Fragmento del documento
* * * * * * * * *
Un encierro con mil ventanas

25 octubre 2025 13 minutos
Redacción

Con el libro En la escuela no hay injusticias, la investigadora entrerriana Gretel Schneider transforma en texto abierto una experiencia de dos décadas como extensionista universitaria, en la cárcel de Paraná. Sobre él confluyen un cauce de imaginarios múltiples en relación a la educación: el de los privados de libertad, el de la sociedad a la que pertenecen y el de la academia, inspirador de reflexión.

Le hubiese gustado encarar la entrevista desde otro lugar. No es que quedó disconforme con el contenido de las respuestas. Era el tono lo que le producía extrañeza. Debió ser algo más familiar, más coloquial, se repetía, menos académico, tal vez. No sabía bien.
La inquietud le surgió mientras repasaba viejas fotos digitales, tomadas en la cárcel de Paraná. Se detuvo particularmente en una de ellas. De menor a mayor profundidad de campo, emergía de la memoria esa mesa improvisada con un tablón asentado en caballetes; los papeles desparramados por la brisa del programa al aire; los vasos plásticos como estandartes de la radiofonía comunitaria; ella, involucrada en la locución. En el fondo, una jirafa de parlantes estiraba el cuello como si se desperezara.
Llamativo valor el del tiempo, pensó, subvierte el caos con una falsa sensación de orden, simula explicar lo indescifrable, altera elementos narrativos para que fluya en un relato aparentemente cierto.
* * * * * * * * *
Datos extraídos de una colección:

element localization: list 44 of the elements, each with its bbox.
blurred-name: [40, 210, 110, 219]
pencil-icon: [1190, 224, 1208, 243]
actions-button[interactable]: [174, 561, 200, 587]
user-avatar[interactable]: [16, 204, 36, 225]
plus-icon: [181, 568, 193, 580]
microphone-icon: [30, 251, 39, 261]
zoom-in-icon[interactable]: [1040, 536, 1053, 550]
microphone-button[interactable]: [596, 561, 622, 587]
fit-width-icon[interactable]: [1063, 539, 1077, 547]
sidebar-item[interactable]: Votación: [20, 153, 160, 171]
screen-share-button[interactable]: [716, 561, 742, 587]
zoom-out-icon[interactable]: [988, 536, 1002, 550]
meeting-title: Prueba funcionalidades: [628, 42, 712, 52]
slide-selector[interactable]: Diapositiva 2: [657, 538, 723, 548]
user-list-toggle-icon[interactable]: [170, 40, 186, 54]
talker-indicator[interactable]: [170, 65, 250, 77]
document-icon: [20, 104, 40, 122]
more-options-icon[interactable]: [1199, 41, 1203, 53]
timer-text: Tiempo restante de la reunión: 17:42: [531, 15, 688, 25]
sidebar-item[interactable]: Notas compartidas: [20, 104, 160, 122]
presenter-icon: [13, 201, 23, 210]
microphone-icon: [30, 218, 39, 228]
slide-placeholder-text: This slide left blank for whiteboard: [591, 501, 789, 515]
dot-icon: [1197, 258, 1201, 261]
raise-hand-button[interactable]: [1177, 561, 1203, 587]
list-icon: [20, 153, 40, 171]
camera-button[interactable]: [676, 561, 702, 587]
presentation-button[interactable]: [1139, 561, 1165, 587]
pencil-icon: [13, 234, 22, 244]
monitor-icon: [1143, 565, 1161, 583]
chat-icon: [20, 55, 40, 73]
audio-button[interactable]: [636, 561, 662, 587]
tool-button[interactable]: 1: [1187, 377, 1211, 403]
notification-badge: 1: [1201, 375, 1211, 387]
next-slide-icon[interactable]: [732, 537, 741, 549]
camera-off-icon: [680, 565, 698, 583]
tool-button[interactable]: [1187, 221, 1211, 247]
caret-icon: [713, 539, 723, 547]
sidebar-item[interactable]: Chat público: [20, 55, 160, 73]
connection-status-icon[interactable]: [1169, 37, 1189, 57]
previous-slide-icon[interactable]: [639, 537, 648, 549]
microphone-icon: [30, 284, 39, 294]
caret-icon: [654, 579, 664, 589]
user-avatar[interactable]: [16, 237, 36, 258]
* * * * * * * * *
Descripción del problema
Escribe de nuevo el fragmento sobre el libro de Gretel Schneider completo, sin alterar ni una palabra.

Resultado del ejercicio
Un encierro con mil ventanas

25 octubre 2025 13 minutos
Redacción

Con el libro En la escuela no hay injusticias, la investigadora entrerriana Gretel Schneider transforma en texto abierto una experiencia de dos décadas como extensionista universitaria, en la cárcel de Paraná. Sobre él confluyen un cauce de imaginarios múltiples en relación a la educación: el de los privados de libertad, el de la sociedad a la que pertenecen y el de la academia, inspirador de reflexión.

Le hubiese gustado encarar la entrevista desde otro lugar. No es que quedó disconforme con el contenido de las respuestas. Era el tono lo que le producía extrañeza. Debió ser algo más familiar, más coloquial, se repetía, menos académico, tal vez. No sabía bien.
La inquietud le surgió mientras repasaba viejas fotos digitales, tomadas en la cárcel de Paraná. Se detuvo particularmente en una de ellas. De menor a mayor profundidad de campo, emergía de la memoria esa mesa improvisada con un tablón asentado en caballetes; los papeles desparramados por la brisa del programa al aire; los vasos plásticos como estandartes de la radiofonía comunitaria; ella, involucrada en la locución. En el fondo, una jirafa de parlantes estiraba el cuello como si se desperezara.
Llamativo valor el del tiempo, pensó, subvierte el caos con una falsa sensación de orden, simula explicar lo indescifrable, altera elementos narrativos para que fluya en un relato aparentemente cierto.